◆ **Aim**: Every record must be repeated exactly, with no omission.

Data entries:
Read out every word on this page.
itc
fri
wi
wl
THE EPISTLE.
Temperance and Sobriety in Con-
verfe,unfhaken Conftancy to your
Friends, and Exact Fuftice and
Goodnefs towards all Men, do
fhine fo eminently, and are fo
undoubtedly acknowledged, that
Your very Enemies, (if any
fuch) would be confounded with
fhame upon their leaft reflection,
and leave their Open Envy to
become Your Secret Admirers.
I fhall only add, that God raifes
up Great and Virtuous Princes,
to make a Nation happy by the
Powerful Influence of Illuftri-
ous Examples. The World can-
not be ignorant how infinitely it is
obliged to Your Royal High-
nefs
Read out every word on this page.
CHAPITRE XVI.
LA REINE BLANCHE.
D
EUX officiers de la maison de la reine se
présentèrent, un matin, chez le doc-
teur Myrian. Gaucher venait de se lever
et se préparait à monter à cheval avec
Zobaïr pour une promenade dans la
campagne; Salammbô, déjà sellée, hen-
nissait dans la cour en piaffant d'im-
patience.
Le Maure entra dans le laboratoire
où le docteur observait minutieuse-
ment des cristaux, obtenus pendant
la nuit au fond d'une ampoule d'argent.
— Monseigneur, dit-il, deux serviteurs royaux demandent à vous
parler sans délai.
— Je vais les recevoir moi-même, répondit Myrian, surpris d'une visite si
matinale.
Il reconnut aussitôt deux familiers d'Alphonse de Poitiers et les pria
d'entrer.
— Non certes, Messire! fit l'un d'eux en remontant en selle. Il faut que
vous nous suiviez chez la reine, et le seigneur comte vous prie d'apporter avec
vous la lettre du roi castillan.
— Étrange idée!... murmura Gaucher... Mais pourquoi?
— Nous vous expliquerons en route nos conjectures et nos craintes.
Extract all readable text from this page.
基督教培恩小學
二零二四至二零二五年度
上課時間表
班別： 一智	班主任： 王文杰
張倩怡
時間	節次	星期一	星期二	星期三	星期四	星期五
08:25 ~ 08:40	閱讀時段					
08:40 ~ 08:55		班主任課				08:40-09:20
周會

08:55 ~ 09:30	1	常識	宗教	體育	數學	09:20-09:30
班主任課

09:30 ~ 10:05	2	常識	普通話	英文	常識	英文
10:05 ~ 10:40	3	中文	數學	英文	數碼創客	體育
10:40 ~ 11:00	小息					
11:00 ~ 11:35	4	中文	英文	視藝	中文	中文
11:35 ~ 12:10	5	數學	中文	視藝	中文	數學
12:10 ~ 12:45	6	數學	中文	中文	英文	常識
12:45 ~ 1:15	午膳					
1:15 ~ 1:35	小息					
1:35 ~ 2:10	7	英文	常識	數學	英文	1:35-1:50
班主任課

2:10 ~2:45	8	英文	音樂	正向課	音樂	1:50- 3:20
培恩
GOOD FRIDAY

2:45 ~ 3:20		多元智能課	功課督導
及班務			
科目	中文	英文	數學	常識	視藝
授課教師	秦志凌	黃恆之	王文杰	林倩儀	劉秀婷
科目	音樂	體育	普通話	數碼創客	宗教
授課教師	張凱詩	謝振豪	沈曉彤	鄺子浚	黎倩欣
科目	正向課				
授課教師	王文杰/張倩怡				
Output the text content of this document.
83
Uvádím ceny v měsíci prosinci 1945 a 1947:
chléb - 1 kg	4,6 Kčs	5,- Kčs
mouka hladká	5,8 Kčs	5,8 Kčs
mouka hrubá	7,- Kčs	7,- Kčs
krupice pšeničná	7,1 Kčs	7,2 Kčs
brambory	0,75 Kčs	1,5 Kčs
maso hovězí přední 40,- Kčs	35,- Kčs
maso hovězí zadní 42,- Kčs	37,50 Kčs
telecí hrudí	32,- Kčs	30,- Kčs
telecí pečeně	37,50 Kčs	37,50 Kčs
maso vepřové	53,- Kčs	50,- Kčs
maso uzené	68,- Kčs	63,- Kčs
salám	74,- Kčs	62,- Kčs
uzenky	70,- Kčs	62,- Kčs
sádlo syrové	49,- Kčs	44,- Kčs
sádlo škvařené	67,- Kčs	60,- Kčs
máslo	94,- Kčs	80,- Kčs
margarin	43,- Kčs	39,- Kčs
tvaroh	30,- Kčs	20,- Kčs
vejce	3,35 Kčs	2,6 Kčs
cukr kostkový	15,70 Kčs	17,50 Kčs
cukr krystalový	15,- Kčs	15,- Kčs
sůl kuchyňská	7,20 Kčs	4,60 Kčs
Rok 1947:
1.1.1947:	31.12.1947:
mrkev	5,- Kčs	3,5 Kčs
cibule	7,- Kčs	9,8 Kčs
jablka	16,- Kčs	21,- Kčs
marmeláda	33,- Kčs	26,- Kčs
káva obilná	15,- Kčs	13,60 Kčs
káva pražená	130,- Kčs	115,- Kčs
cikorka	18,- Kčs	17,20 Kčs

◆ **Output of the task**:
Read out every word on this page.
itc
fri
wi
wl
THE EPISTLE.
Temperance and Sobriety in Con-
verfe,unfhaken Conftancy to your
Friends, and Exact Fuftice and
Goodnefs towards all Men, do
fhine fo eminently, and are fo
undoubtedly acknowledged, that
Your very Enemies, (if any
fuch) would be confounded with
fhame upon their leaft reflection,
and leave their Open Envy to
become Your Secret Admirers.
I fhall only add, that God raifes
up Great and Virtuous Princes,
to make a Nation happy by the
Powerful Influence of Illuftri-
ous Examples. The World can-
not be ignorant how infinitely it is
obliged to Your Royal High-
nefs
Read out every word on this page.
CHAPITRE XVI.
LA REINE BLANCHE.
D
EUX officiers de la maison de la reine se
présentèrent, un matin, chez le doc-
teur Myrian. Gaucher venait de se lever
et se préparait à monter à cheval avec
Zobaïr pour une promenade dans la
campagne; Salammbô, déjà sellée, hen-
nissait dans la cour en piaffant d'im-
patience.
Le Maure entra dans le laboratoire
où le docteur observait minutieuse-
ment des cristaux, obtenus pendant
la nuit au fond d'une ampoule d'argent.
— Monseigneur, dit-il, deux serviteurs royaux demandent à vous
parler sans délai.
— Je vais les recevoir moi-même, répondit Myrian, surpris d'une visite si
matinale.
Il reconnut aussitôt deux familiers d'Alphonse de Poitiers et les pria
d'entrer.
— Non certes, Messire! fit l'un d'eux en remontant en selle. Il faut que
vous nous suiviez chez la reine, et le seigneur comte vous prie d'apporter avec
vous la lettre du roi castillan.
— Étrange idée!... murmura Gaucher... Mais pourquoi?
— Nous vous expliquerons en route nos conjectures et nos craintes.
Extract all readable text from this page.
基督教培恩小學
二零二四至二零二五年度
上課時間表
班別： 一智	班主任： 王文杰
張倩怡
時間	節次	星期一	星期二	星期三	星期四	星期五
08:25 ~ 08:40	閱讀時段					
08:40 ~ 08:55		班主任課				08:40-09:20
周會

08:55 ~ 09:30	1	常識	宗教	體育	數學	09:20-09:30
班主任課

09:30 ~ 10:05	2	常識	普通話	英文	常識	英文
10:05 ~ 10:40	3	中文	數學	英文	數碼創客	體育
10:40 ~ 11:00	小息					
11:00 ~ 11:35	4	中文	英文	視藝	中文	中文
11:35 ~ 12:10	5	數學	中文	視藝	中文	數學
12:10 ~ 12:45	6	數學	中文	中文	英文	常識
12:45 ~ 1:15	午膳					
1:15 ~ 1:35	小息					
1:35 ~ 2:10	7	英文	常識	數學	英文	1:35-1:50
班主任課

2:10 ~2:45	8	英文	音樂	正向課	音樂	1:50- 3:20
培恩
GOOD FRIDAY

2:45 ~ 3:20		多元智能課	功課督導
及班務			
科目	中文	英文	數學	常識	視藝
授課教師	秦志凌	黃恆之	王文杰	林倩儀	劉秀婷
科目	音樂	體育	普通話	數碼創客	宗教
授課教師	張凱詩	謝振豪	沈曉彤	鄺子浚	黎倩欣
科目	正向課				
授課教師	王文杰/張倩怡				
Output the text content of this document.
83
Uvádím ceny v měsíci prosinci 1945 a 1947:
chléb - 1 kg	4,6 Kčs	5,- Kčs
mouka hladká	5,8 Kčs	5,8 Kčs
mouka hrubá	7,- Kčs	7,- Kčs
krupice pšeničná	7,1 Kčs	7,2 Kčs
brambory	0,75 Kčs	1,5 Kčs
maso hovězí přední 40,- Kčs	35,- Kčs
maso hovězí zadní 42,- Kčs	37,50 Kčs
telecí hrudí	32,- Kčs	30,- Kčs
telecí pečeně	37,50 Kčs	37,50 Kčs
maso vepřové	53,- Kčs	50,- Kčs
maso uzené	68,- Kčs	63,- Kčs
salám	74,- Kčs	62,- Kčs
uzenky	70,- Kčs	62,- Kčs
sádlo syrové	49,- Kčs	44,- Kčs
sádlo škvařené	67,- Kčs	60,- Kčs
máslo	94,- Kčs	80,- Kčs
margarin	43,- Kčs	39,- Kčs
tvaroh	30,- Kčs	20,- Kčs
vejce	3,35 Kčs	2,6 Kčs
cukr kostkový	15,70 Kčs	17,50 Kčs
cukr krystalový	15,- Kčs	15,- Kčs
sůl kuchyňská	7,20 Kčs	4,60 Kčs
Rok 1947:
1.1.1947:	31.12.1947:
mrkev	5,- Kčs	3,5 Kčs
cibule	7,- Kčs	9,8 Kčs
jablka	16,- Kčs	21,- Kčs
marmeláda	33,- Kčs	26,- Kčs
káva obilná	15,- Kčs	13,60 Kčs
káva pražená	130,- Kčs	115,- Kčs
cikorka	18,- Kčs	17,20 Kčs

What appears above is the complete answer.